[Set exercise]
Omit the pictures, then reproduce every remaining record exactly.

[Records provided]
-- BEGIN --
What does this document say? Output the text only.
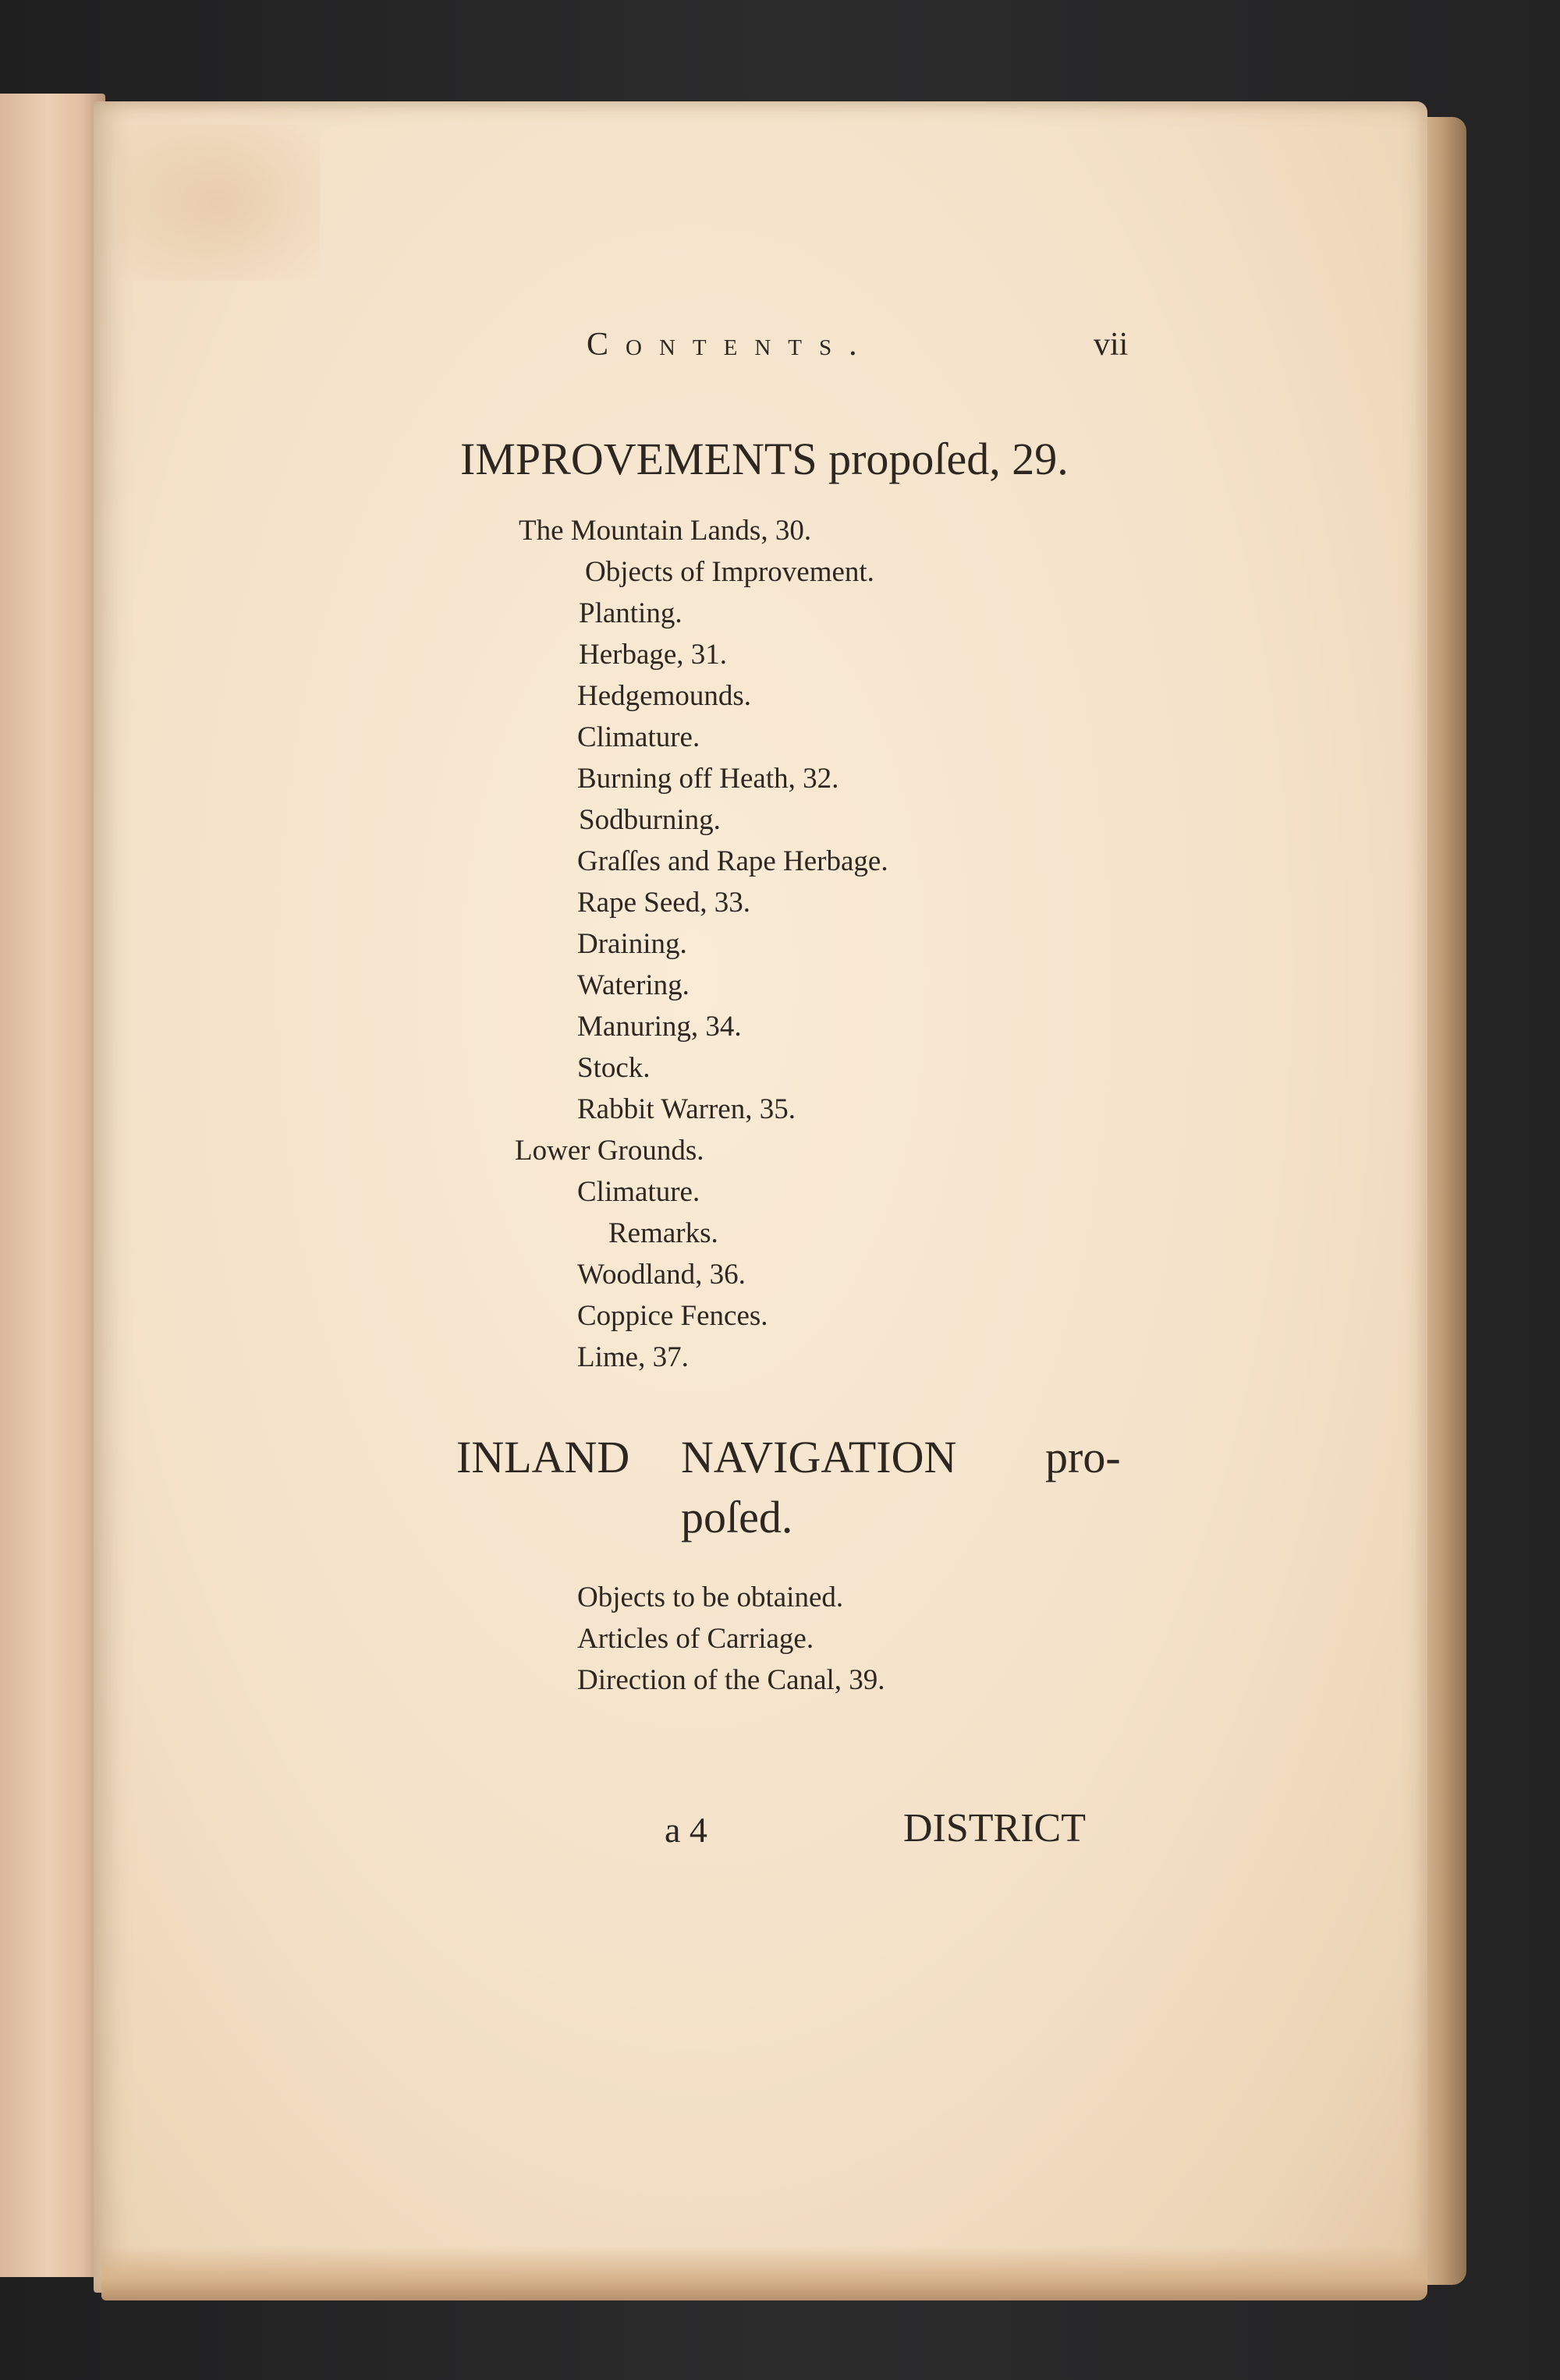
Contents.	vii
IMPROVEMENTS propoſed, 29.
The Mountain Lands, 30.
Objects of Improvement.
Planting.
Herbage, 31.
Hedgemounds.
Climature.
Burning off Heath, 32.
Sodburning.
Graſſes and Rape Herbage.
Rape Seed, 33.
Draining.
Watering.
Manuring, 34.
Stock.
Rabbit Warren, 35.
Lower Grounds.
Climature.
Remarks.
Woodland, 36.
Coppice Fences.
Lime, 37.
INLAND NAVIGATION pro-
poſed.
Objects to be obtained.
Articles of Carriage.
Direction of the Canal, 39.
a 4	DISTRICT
-- END --
[Solved exercise]
What does this document say? Output the text only.
Contents.	vii
IMPROVEMENTS propoſed, 29.
The Mountain Lands, 30.
Objects of Improvement.
Planting.
Herbage, 31.
Hedgemounds.
Climature.
Burning off Heath, 32.
Sodburning.
Graſſes and Rape Herbage.
Rape Seed, 33.
Draining.
Watering.
Manuring, 34.
Stock.
Rabbit Warren, 35.
Lower Grounds.
Climature.
Remarks.
Woodland, 36.
Coppice Fences.
Lime, 37.
INLAND NAVIGATION pro-
poſed.
Objects to be obtained.
Articles of Carriage.
Direction of the Canal, 39.
a 4	DISTRICT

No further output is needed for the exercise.